[BEGIN]
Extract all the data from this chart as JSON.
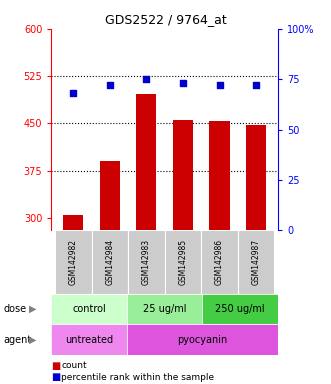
{
  "title": "GDS2522 / 9764_at",
  "samples": [
    "GSM142982",
    "GSM142984",
    "GSM142983",
    "GSM142985",
    "GSM142986",
    "GSM142987"
  ],
  "bar_values": [
    305,
    390,
    497,
    455,
    453,
    447
  ],
  "dot_values": [
    68,
    72,
    75,
    73,
    72,
    72
  ],
  "bar_color": "#cc0000",
  "dot_color": "#0000cc",
  "ylim_left": [
    280,
    600
  ],
  "ylim_right": [
    0,
    100
  ],
  "yticks_left": [
    300,
    375,
    450,
    525,
    600
  ],
  "yticks_right": [
    0,
    25,
    50,
    75,
    100
  ],
  "hlines": [
    375,
    450,
    525
  ],
  "dose_labels": [
    {
      "text": "control",
      "span": [
        0,
        2
      ],
      "color": "#ccffcc"
    },
    {
      "text": "25 ug/ml",
      "span": [
        2,
        4
      ],
      "color": "#99ee99"
    },
    {
      "text": "250 ug/ml",
      "span": [
        4,
        6
      ],
      "color": "#44cc44"
    }
  ],
  "agent_labels": [
    {
      "text": "untreated",
      "span": [
        0,
        2
      ],
      "color": "#ee88ee"
    },
    {
      "text": "pyocyanin",
      "span": [
        2,
        6
      ],
      "color": "#dd55dd"
    }
  ],
  "dose_label": "dose",
  "agent_label": "agent",
  "legend_count": "count",
  "legend_pct": "percentile rank within the sample",
  "sample_bg": "#cccccc"
}
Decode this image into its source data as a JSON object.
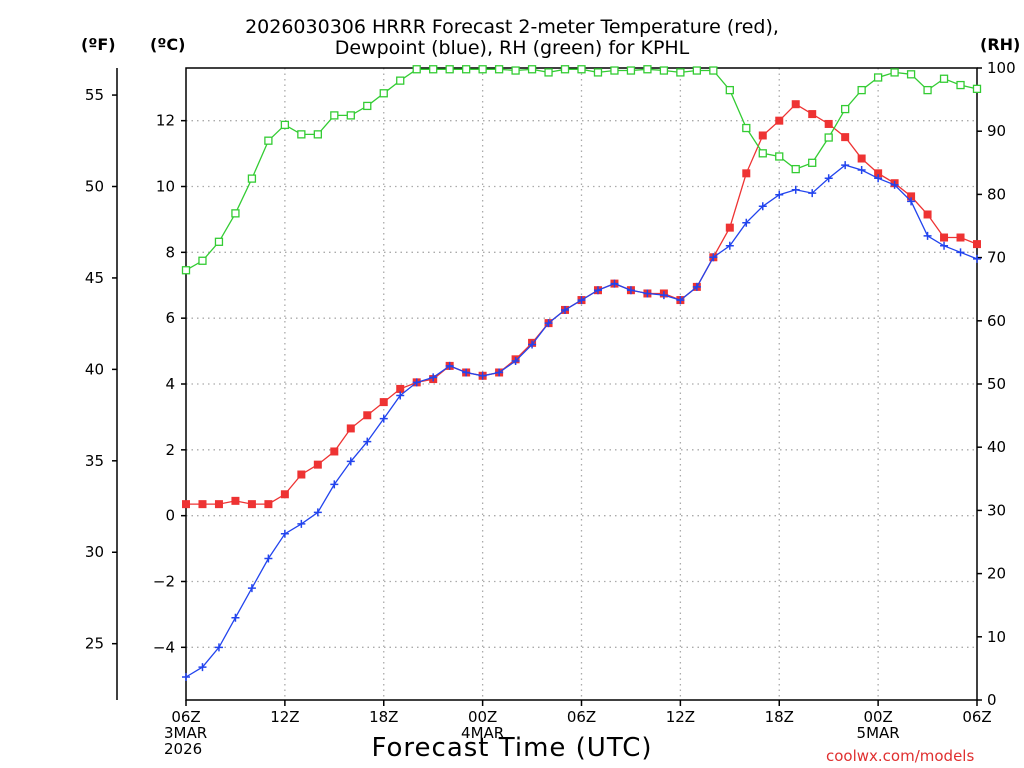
{
  "chart_data": {
    "type": "line",
    "title_line1": "2026030306 HRRR Forecast 2-meter Temperature (red),",
    "title_line2": "Dewpoint (blue), RH (green) for KPHL",
    "xlabel": "Forecast Time (UTC)",
    "credit": "coolwx.com/models",
    "unit_labels": {
      "left_far": "(ºF)",
      "left": "(ºC)",
      "right": "(RH)"
    },
    "x_range_hours": [
      0,
      48
    ],
    "x_ticks": [
      {
        "h": 0,
        "lines": [
          "06Z",
          "3MAR",
          "2026"
        ]
      },
      {
        "h": 6,
        "lines": [
          "12Z"
        ]
      },
      {
        "h": 12,
        "lines": [
          "18Z"
        ]
      },
      {
        "h": 18,
        "lines": [
          "00Z",
          "4MAR"
        ]
      },
      {
        "h": 24,
        "lines": [
          "06Z"
        ]
      },
      {
        "h": 30,
        "lines": [
          "12Z"
        ]
      },
      {
        "h": 36,
        "lines": [
          "18Z"
        ]
      },
      {
        "h": 42,
        "lines": [
          "00Z",
          "5MAR"
        ]
      },
      {
        "h": 48,
        "lines": [
          "06Z"
        ]
      }
    ],
    "ylim_c": [
      -5.6,
      13.6
    ],
    "yticks_c": [
      "−4",
      "−2",
      "0",
      "2",
      "4",
      "6",
      "8",
      "10",
      "12"
    ],
    "yticks_c_values": [
      -4,
      -2,
      0,
      2,
      4,
      6,
      8,
      10,
      12
    ],
    "yticks_f": [
      "25",
      "30",
      "35",
      "40",
      "45",
      "50",
      "55"
    ],
    "yticks_f_values": [
      25,
      30,
      35,
      40,
      45,
      50,
      55
    ],
    "ylim_rh": [
      0,
      100
    ],
    "yticks_rh": [
      "0",
      "10",
      "20",
      "30",
      "40",
      "50",
      "60",
      "70",
      "80",
      "90",
      "100"
    ],
    "yticks_rh_values": [
      0,
      10,
      20,
      30,
      40,
      50,
      60,
      70,
      80,
      90,
      100
    ],
    "series": [
      {
        "name": "Temperature (°C)",
        "color": "#ee3333",
        "marker": "filled-square",
        "axis": "c",
        "values": [
          0.35,
          0.35,
          0.35,
          0.45,
          0.35,
          0.35,
          0.65,
          1.25,
          1.55,
          1.95,
          2.65,
          3.05,
          3.45,
          3.85,
          4.05,
          4.15,
          4.55,
          4.35,
          4.25,
          4.35,
          4.75,
          5.25,
          5.85,
          6.25,
          6.55,
          6.85,
          7.05,
          6.85,
          6.75,
          6.75,
          6.55,
          6.95,
          7.85,
          8.75,
          10.4,
          11.55,
          12.0,
          12.5,
          12.2,
          11.9,
          11.5,
          10.85,
          10.4,
          10.1,
          9.7,
          9.15,
          8.45,
          8.45,
          8.25
        ]
      },
      {
        "name": "Dewpoint (°C)",
        "color": "#2244ee",
        "marker": "plus",
        "axis": "c",
        "values": [
          -4.9,
          -4.6,
          -4.0,
          -3.1,
          -2.2,
          -1.3,
          -0.55,
          -0.25,
          0.1,
          0.95,
          1.65,
          2.25,
          2.95,
          3.65,
          4.05,
          4.2,
          4.55,
          4.35,
          4.25,
          4.35,
          4.7,
          5.2,
          5.85,
          6.25,
          6.55,
          6.85,
          7.05,
          6.85,
          6.75,
          6.7,
          6.55,
          6.95,
          7.85,
          8.2,
          8.9,
          9.4,
          9.75,
          9.9,
          9.8,
          10.25,
          10.65,
          10.5,
          10.25,
          10.05,
          9.55,
          8.5,
          8.2,
          8.0,
          7.8
        ]
      },
      {
        "name": "Relative Humidity (%)",
        "color": "#33cc33",
        "marker": "open-square",
        "axis": "rh",
        "values": [
          68,
          69.5,
          72.5,
          77,
          82.5,
          88.5,
          91,
          89.5,
          89.5,
          92.5,
          92.5,
          94,
          96,
          98,
          99.8,
          99.8,
          99.8,
          99.8,
          99.8,
          99.8,
          99.6,
          99.8,
          99.3,
          99.8,
          99.8,
          99.3,
          99.6,
          99.6,
          99.8,
          99.6,
          99.3,
          99.6,
          99.6,
          96.5,
          90.5,
          86.5,
          86,
          84,
          85,
          89,
          93.5,
          96.5,
          98.5,
          99.3,
          99,
          96.5,
          98.3,
          97.3,
          96.7
        ]
      }
    ]
  }
}
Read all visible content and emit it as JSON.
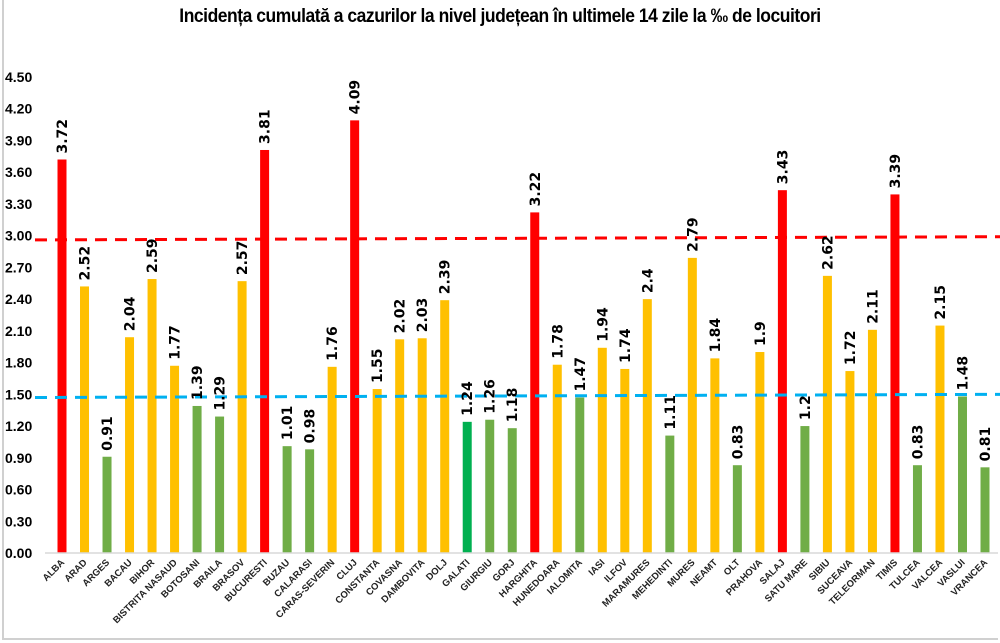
{
  "chart_data": {
    "type": "bar",
    "title": "Incidența cumulată a cazurilor la nivel județean în ultimele 14 zile la ‰ de locuitori",
    "xlabel": "",
    "ylabel": "",
    "ylim": [
      0,
      4.5
    ],
    "yticks": [
      "0.00",
      "0.30",
      "0.60",
      "0.90",
      "1.20",
      "1.50",
      "1.80",
      "2.10",
      "2.40",
      "2.70",
      "3.00",
      "3.30",
      "3.60",
      "3.90",
      "4.20",
      "4.50"
    ],
    "grid": false,
    "legend": "none",
    "categories": [
      "ALBA",
      "ARAD",
      "ARGES",
      "BACAU",
      "BIHOR",
      "BISTRITA NASAUD",
      "BOTOSANI",
      "BRAILA",
      "BRASOV",
      "BUCURESTI",
      "BUZAU",
      "CALARASI",
      "CARAS-SEVERIN",
      "CLUJ",
      "CONSTANTA",
      "COVASNA",
      "DAMBOVITA",
      "DOLJ",
      "GALATI",
      "GIURGIU",
      "GORJ",
      "HARGHITA",
      "HUNEDOARA",
      "IALOMITA",
      "IASI",
      "ILFOV",
      "MARAMURES",
      "MEHEDINTI",
      "MURES",
      "NEAMT",
      "OLT",
      "PRAHOVA",
      "SALAJ",
      "SATU MARE",
      "SIBIU",
      "SUCEAVA",
      "TELEORMAN",
      "TIMIS",
      "TULCEA",
      "VALCEA",
      "VASLUI",
      "VRANCEA"
    ],
    "values": [
      3.72,
      2.52,
      0.91,
      2.04,
      2.59,
      1.77,
      1.39,
      1.29,
      2.57,
      3.81,
      1.01,
      0.98,
      1.76,
      4.09,
      1.55,
      2.02,
      2.03,
      2.39,
      1.24,
      1.26,
      1.18,
      3.22,
      1.78,
      1.47,
      1.94,
      1.74,
      2.4,
      1.11,
      2.79,
      1.84,
      0.83,
      1.9,
      3.43,
      1.2,
      2.62,
      1.72,
      2.11,
      3.39,
      0.83,
      2.15,
      1.48,
      0.81
    ],
    "labels": [
      "3.72",
      "2.52",
      "0.91",
      "2.04",
      "2.59",
      "1.77",
      "1.39",
      "1.29",
      "2.57",
      "3.81",
      "1.01",
      "0.98",
      "1.76",
      "4.09",
      "1.55",
      "2.02",
      "2.03",
      "2.39",
      "1.24",
      "1.26",
      "1.18",
      "3.22",
      "1.78",
      "1.47",
      "1.94",
      "1.74",
      "2.4",
      "1.11",
      "2.79",
      "1.84",
      "0.83",
      "1.9",
      "3.43",
      "1.2",
      "2.62",
      "1.72",
      "2.11",
      "3.39",
      "0.83",
      "2.15",
      "1.48",
      "0.81"
    ],
    "colors": {
      "red": "#ff0000",
      "yellow": "#ffc000",
      "light_green": "#70ad47",
      "green": "#00b050"
    },
    "bar_color_keys": [
      "red",
      "yellow",
      "light_green",
      "yellow",
      "yellow",
      "yellow",
      "light_green",
      "light_green",
      "yellow",
      "red",
      "light_green",
      "light_green",
      "yellow",
      "red",
      "yellow",
      "yellow",
      "yellow",
      "yellow",
      "green",
      "light_green",
      "light_green",
      "red",
      "yellow",
      "light_green",
      "yellow",
      "yellow",
      "yellow",
      "light_green",
      "yellow",
      "yellow",
      "light_green",
      "yellow",
      "red",
      "light_green",
      "yellow",
      "yellow",
      "yellow",
      "red",
      "light_green",
      "yellow",
      "light_green",
      "light_green"
    ],
    "reference_lines": [
      {
        "name": "threshold-3",
        "value_start": 2.96,
        "value_end": 2.99,
        "color": "#ff0000",
        "style": "dashed"
      },
      {
        "name": "threshold-1.5",
        "value_start": 1.47,
        "value_end": 1.5,
        "color": "#00b0f0",
        "style": "dashed"
      }
    ]
  }
}
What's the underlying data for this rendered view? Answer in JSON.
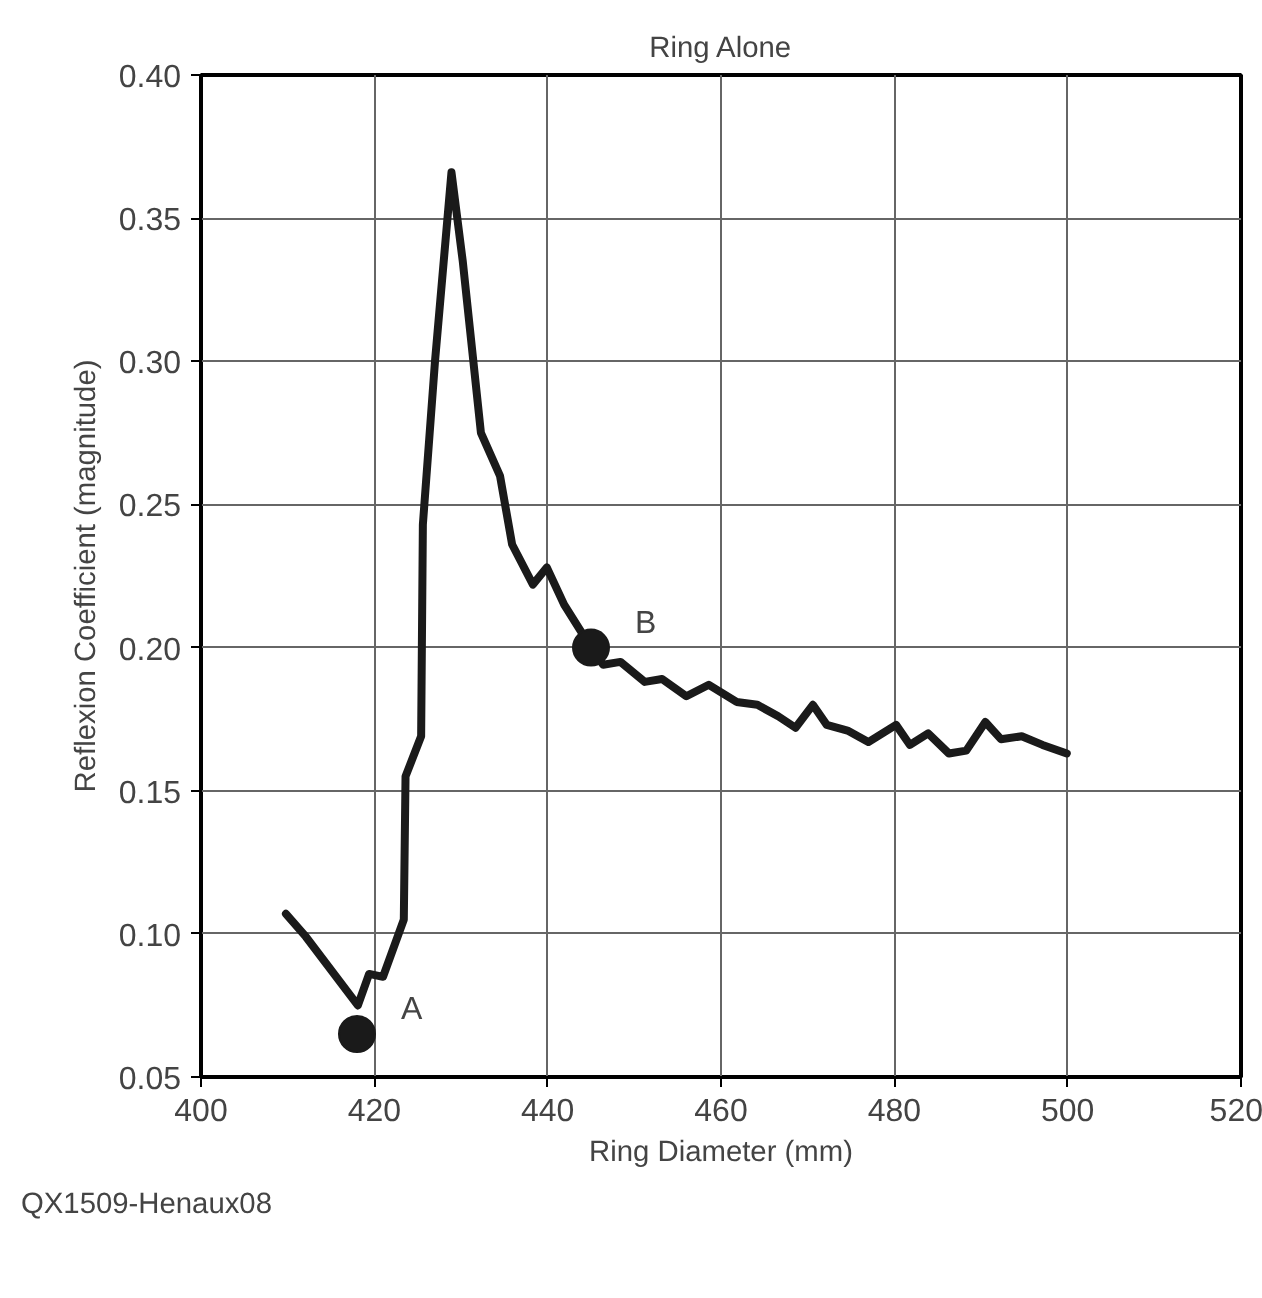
[END]
# Aim
Find the word "this" and list each line it appears in.

# Complete answer
Extract all the data from this chart as JSON.
Decode this image into its source data as a JSON object.
What's the underlying data for this rendered view? Answer in JSON.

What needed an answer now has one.